[Items listed in a dataset]
>> START

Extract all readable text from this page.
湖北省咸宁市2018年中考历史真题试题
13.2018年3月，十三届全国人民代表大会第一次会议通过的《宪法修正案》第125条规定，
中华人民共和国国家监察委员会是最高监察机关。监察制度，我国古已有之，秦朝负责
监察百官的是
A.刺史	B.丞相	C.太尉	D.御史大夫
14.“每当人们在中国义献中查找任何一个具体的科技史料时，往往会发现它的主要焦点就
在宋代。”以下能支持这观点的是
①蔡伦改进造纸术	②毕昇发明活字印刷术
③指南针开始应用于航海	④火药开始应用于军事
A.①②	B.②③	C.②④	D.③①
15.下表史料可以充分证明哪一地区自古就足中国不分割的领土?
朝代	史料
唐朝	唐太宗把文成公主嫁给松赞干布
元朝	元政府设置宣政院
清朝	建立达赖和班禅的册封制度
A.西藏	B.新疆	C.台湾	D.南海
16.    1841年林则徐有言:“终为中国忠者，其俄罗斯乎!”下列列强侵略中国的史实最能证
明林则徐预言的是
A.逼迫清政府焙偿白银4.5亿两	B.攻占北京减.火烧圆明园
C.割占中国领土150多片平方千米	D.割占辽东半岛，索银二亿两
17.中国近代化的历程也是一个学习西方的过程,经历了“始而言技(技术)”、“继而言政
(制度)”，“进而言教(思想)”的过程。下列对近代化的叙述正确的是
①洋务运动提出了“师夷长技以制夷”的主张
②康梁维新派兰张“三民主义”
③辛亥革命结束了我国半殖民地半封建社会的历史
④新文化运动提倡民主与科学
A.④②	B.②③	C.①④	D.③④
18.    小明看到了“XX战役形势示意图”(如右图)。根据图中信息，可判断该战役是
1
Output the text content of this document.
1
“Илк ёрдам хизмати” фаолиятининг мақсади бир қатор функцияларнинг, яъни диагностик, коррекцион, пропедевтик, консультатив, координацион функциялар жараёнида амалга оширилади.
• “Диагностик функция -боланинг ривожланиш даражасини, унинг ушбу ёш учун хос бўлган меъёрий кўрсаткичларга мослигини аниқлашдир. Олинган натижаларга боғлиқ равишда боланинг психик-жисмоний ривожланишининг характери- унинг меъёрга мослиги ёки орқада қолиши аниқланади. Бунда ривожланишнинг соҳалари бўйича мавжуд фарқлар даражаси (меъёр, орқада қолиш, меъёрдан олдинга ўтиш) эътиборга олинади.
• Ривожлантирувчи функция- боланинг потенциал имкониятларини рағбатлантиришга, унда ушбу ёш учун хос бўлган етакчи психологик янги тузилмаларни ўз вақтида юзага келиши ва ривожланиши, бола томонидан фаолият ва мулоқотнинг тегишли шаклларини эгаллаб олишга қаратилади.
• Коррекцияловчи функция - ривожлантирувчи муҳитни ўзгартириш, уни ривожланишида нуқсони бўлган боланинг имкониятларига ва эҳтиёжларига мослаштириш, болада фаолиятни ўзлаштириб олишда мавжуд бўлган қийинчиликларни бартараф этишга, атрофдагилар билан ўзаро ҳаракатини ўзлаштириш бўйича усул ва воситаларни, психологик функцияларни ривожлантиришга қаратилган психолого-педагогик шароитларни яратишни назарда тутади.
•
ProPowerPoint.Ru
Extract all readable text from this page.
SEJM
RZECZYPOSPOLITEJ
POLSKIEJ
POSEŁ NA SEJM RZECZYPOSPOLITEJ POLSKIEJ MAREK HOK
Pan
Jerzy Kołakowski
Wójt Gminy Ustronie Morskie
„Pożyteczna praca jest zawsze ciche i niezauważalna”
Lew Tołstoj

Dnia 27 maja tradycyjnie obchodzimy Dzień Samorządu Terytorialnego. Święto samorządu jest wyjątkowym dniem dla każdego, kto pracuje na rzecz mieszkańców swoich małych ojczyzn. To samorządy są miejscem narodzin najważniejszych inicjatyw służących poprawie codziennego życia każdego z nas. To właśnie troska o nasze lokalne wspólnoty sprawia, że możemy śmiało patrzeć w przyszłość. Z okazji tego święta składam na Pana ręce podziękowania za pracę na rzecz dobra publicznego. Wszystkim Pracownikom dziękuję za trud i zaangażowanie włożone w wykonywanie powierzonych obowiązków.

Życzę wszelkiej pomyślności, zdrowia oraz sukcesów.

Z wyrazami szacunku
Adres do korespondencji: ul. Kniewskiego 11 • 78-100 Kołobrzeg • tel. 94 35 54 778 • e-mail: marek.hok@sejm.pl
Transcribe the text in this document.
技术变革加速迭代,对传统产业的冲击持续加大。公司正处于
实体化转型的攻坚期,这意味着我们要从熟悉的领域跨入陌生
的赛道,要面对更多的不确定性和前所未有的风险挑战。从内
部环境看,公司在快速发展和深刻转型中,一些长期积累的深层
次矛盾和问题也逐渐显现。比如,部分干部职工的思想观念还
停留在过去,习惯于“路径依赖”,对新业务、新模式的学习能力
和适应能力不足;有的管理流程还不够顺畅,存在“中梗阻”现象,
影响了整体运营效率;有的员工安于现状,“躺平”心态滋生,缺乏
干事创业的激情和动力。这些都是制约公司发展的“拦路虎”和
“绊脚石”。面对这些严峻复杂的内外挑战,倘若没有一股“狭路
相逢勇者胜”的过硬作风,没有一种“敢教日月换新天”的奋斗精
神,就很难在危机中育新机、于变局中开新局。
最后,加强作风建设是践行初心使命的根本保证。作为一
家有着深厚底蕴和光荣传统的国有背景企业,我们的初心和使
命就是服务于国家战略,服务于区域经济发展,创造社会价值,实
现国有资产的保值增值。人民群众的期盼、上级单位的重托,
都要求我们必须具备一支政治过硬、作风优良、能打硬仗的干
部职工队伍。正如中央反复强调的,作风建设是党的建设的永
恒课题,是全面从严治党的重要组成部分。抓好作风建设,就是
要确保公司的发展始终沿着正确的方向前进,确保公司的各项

>> END

→ TASK BRIEF
Extract the complete set of records unchanged.

→ EXPECTED ANSWER
Extract all readable text from this page.
湖北省咸宁市2018年中考历史真题试题
13.2018年3月，十三届全国人民代表大会第一次会议通过的《宪法修正案》第125条规定，
中华人民共和国国家监察委员会是最高监察机关。监察制度，我国古已有之，秦朝负责
监察百官的是
A.刺史	B.丞相	C.太尉	D.御史大夫
14.“每当人们在中国义献中查找任何一个具体的科技史料时，往往会发现它的主要焦点就
在宋代。”以下能支持这观点的是
①蔡伦改进造纸术	②毕昇发明活字印刷术
③指南针开始应用于航海	④火药开始应用于军事
A.①②	B.②③	C.②④	D.③①
15.下表史料可以充分证明哪一地区自古就足中国不分割的领土?
朝代	史料
唐朝	唐太宗把文成公主嫁给松赞干布
元朝	元政府设置宣政院
清朝	建立达赖和班禅的册封制度
A.西藏	B.新疆	C.台湾	D.南海
16.    1841年林则徐有言:“终为中国忠者，其俄罗斯乎!”下列列强侵略中国的史实最能证
明林则徐预言的是
A.逼迫清政府焙偿白银4.5亿两	B.攻占北京减.火烧圆明园
C.割占中国领土150多片平方千米	D.割占辽东半岛，索银二亿两
17.中国近代化的历程也是一个学习西方的过程,经历了“始而言技(技术)”、“继而言政
(制度)”，“进而言教(思想)”的过程。下列对近代化的叙述正确的是
①洋务运动提出了“师夷长技以制夷”的主张
②康梁维新派兰张“三民主义”
③辛亥革命结束了我国半殖民地半封建社会的历史
④新文化运动提倡民主与科学
A.④②	B.②③	C.①④	D.③④
18.    小明看到了“XX战役形势示意图”(如右图)。根据图中信息，可判断该战役是
1
Output the text content of this document.
1
“Илк ёрдам хизмати” фаолиятининг мақсади бир қатор функцияларнинг, яъни диагностик, коррекцион, пропедевтик, консультатив, координацион функциялар жараёнида амалга оширилади.
• “Диагностик функция -боланинг ривожланиш даражасини, унинг ушбу ёш учун хос бўлган меъёрий кўрсаткичларга мослигини аниқлашдир. Олинган натижаларга боғлиқ равишда боланинг психик-жисмоний ривожланишининг характери- унинг меъёрга мослиги ёки орқада қолиши аниқланади. Бунда ривожланишнинг соҳалари бўйича мавжуд фарқлар даражаси (меъёр, орқада қолиш, меъёрдан олдинга ўтиш) эътиборга олинади.
• Ривожлантирувчи функция- боланинг потенциал имкониятларини рағбатлантиришга, унда ушбу ёш учун хос бўлган етакчи психологик янги тузилмаларни ўз вақтида юзага келиши ва ривожланиши, бола томонидан фаолият ва мулоқотнинг тегишли шаклларини эгаллаб олишга қаратилади.
• Коррекцияловчи функция - ривожлантирувчи муҳитни ўзгартириш, уни ривожланишида нуқсони бўлган боланинг имкониятларига ва эҳтиёжларига мослаштириш, болада фаолиятни ўзлаштириб олишда мавжуд бўлган қийинчиликларни бартараф этишга, атрофдагилар билан ўзаро ҳаракатини ўзлаштириш бўйича усул ва воситаларни, психологик функцияларни ривожлантиришга қаратилган психолого-педагогик шароитларни яратишни назарда тутади.
•
ProPowerPoint.Ru
Extract all readable text from this page.
SEJM
RZECZYPOSPOLITEJ
POLSKIEJ
POSEŁ NA SEJM RZECZYPOSPOLITEJ POLSKIEJ MAREK HOK
Pan
Jerzy Kołakowski
Wójt Gminy Ustronie Morskie
„Pożyteczna praca jest zawsze ciche i niezauważalna”
Lew Tołstoj

Dnia 27 maja tradycyjnie obchodzimy Dzień Samorządu Terytorialnego. Święto samorządu jest wyjątkowym dniem dla każdego, kto pracuje na rzecz mieszkańców swoich małych ojczyzn. To samorządy są miejscem narodzin najważniejszych inicjatyw służących poprawie codziennego życia każdego z nas. To właśnie troska o nasze lokalne wspólnoty sprawia, że możemy śmiało patrzeć w przyszłość. Z okazji tego święta składam na Pana ręce podziękowania za pracę na rzecz dobra publicznego. Wszystkim Pracownikom dziękuję za trud i zaangażowanie włożone w wykonywanie powierzonych obowiązków.

Życzę wszelkiej pomyślności, zdrowia oraz sukcesów.

Z wyrazami szacunku
Adres do korespondencji: ul. Kniewskiego 11 • 78-100 Kołobrzeg • tel. 94 35 54 778 • e-mail: marek.hok@sejm.pl
Transcribe the text in this document.
技术变革加速迭代,对传统产业的冲击持续加大。公司正处于
实体化转型的攻坚期,这意味着我们要从熟悉的领域跨入陌生
的赛道,要面对更多的不确定性和前所未有的风险挑战。从内
部环境看,公司在快速发展和深刻转型中,一些长期积累的深层
次矛盾和问题也逐渐显现。比如,部分干部职工的思想观念还
停留在过去,习惯于“路径依赖”,对新业务、新模式的学习能力
和适应能力不足;有的管理流程还不够顺畅,存在“中梗阻”现象,
影响了整体运营效率;有的员工安于现状,“躺平”心态滋生,缺乏
干事创业的激情和动力。这些都是制约公司发展的“拦路虎”和
“绊脚石”。面对这些严峻复杂的内外挑战,倘若没有一股“狭路
相逢勇者胜”的过硬作风,没有一种“敢教日月换新天”的奋斗精
神,就很难在危机中育新机、于变局中开新局。
最后,加强作风建设是践行初心使命的根本保证。作为一
家有着深厚底蕴和光荣传统的国有背景企业,我们的初心和使
命就是服务于国家战略,服务于区域经济发展,创造社会价值,实
现国有资产的保值增值。人民群众的期盼、上级单位的重托,
都要求我们必须具备一支政治过硬、作风优良、能打硬仗的干
部职工队伍。正如中央反复强调的,作风建设是党的建设的永
恒课题,是全面从严治党的重要组成部分。抓好作风建设,就是
要确保公司的发展始终沿着正确的方向前进,确保公司的各项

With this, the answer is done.